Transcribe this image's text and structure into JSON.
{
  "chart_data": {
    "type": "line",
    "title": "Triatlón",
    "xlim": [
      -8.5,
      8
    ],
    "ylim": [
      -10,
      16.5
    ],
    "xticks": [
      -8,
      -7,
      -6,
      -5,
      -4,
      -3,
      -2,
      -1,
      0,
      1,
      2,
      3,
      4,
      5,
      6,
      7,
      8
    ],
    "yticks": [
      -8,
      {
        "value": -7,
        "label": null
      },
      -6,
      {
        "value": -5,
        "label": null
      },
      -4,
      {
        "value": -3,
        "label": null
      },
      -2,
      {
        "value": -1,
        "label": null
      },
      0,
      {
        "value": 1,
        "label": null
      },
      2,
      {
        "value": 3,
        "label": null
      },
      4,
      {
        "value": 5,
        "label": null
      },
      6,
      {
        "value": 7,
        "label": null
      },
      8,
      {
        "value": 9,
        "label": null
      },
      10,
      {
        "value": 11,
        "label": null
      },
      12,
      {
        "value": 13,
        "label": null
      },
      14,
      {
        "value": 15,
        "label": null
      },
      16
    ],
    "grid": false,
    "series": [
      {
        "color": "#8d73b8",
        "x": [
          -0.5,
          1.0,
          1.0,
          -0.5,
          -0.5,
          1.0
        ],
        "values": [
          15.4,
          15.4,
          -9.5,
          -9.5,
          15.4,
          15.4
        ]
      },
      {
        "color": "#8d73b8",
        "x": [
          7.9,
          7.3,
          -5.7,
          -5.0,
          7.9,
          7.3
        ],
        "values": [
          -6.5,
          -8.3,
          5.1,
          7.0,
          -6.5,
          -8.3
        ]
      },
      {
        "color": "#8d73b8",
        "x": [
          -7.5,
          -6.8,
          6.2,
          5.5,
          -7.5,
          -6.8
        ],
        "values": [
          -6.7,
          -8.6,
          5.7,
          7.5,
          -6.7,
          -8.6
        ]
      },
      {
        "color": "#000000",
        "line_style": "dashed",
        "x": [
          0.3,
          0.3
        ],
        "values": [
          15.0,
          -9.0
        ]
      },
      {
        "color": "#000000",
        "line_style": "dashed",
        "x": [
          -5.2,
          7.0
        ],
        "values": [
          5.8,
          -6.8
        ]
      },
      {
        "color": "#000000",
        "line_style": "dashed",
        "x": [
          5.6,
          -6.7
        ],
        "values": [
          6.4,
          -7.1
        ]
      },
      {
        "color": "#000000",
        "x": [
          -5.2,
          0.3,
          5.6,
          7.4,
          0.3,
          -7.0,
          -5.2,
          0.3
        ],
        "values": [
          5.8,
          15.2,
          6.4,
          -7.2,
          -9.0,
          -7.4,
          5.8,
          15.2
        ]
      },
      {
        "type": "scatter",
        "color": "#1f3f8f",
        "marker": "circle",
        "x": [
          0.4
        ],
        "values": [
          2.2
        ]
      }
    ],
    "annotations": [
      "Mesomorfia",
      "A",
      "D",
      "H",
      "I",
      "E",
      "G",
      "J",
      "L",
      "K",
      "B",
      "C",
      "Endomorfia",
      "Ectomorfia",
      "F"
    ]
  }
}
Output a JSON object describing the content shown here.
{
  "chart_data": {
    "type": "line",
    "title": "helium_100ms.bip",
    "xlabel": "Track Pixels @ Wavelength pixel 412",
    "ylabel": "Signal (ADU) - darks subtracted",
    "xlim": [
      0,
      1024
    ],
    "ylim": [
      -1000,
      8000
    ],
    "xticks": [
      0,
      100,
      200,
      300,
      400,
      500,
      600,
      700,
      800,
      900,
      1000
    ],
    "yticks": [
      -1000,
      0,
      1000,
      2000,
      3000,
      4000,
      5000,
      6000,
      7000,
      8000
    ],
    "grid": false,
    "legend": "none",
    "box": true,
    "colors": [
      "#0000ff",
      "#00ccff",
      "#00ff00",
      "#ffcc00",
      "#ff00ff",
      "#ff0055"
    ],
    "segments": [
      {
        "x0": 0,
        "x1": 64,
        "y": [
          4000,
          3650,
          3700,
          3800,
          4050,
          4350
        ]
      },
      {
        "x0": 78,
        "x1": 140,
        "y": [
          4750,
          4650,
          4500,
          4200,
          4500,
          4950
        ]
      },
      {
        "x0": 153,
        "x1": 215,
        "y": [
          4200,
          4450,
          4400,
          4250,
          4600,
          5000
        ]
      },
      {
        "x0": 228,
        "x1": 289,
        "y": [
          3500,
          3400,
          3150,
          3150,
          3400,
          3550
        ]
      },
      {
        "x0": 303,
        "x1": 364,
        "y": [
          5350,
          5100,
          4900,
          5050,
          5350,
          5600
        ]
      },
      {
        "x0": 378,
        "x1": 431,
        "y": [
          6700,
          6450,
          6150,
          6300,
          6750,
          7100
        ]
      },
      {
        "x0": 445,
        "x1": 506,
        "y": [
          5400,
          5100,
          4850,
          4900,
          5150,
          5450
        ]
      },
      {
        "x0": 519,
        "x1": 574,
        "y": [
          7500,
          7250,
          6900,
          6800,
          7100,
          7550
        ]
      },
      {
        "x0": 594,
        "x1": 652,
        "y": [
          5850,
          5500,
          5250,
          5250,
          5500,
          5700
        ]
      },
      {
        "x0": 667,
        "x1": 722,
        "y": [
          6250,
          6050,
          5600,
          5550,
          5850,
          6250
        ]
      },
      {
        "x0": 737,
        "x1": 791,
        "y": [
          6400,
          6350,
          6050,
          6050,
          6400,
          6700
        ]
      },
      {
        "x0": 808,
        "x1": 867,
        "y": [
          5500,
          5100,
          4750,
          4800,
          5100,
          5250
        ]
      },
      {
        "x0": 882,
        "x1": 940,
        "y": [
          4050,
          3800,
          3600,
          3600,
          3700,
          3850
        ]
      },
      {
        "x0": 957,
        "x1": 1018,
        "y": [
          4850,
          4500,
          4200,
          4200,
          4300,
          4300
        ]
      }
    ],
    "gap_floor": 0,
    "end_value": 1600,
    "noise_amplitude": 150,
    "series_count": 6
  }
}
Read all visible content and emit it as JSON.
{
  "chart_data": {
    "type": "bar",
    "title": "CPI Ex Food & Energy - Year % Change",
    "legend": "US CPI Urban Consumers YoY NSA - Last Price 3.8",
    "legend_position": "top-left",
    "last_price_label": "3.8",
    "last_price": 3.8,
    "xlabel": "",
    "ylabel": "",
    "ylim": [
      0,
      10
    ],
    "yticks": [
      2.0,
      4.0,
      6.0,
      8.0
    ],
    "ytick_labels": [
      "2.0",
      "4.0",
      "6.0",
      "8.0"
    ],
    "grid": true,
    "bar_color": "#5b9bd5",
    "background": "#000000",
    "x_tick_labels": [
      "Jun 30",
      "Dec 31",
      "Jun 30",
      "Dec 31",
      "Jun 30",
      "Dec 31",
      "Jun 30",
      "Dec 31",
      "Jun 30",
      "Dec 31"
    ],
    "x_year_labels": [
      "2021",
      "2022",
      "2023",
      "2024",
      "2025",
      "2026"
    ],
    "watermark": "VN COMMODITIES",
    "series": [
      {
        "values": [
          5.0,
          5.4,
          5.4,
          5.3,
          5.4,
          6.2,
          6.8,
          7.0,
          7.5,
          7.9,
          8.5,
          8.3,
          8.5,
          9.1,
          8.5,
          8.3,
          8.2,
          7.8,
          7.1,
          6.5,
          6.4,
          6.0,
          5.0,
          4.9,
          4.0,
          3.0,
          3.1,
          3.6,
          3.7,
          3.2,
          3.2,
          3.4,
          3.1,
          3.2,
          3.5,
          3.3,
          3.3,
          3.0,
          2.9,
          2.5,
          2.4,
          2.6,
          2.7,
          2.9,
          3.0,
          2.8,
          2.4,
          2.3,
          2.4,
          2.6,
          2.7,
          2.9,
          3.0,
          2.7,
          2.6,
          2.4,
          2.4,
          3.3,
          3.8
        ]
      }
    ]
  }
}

## Exercise objective
Find the string "title" in the listing and return every line that holds it.

## Solved problem
    "title": "Triatlón",
    "title": "helium_100ms.bip",
    "title": "CPI Ex Food & Energy - Year % Change",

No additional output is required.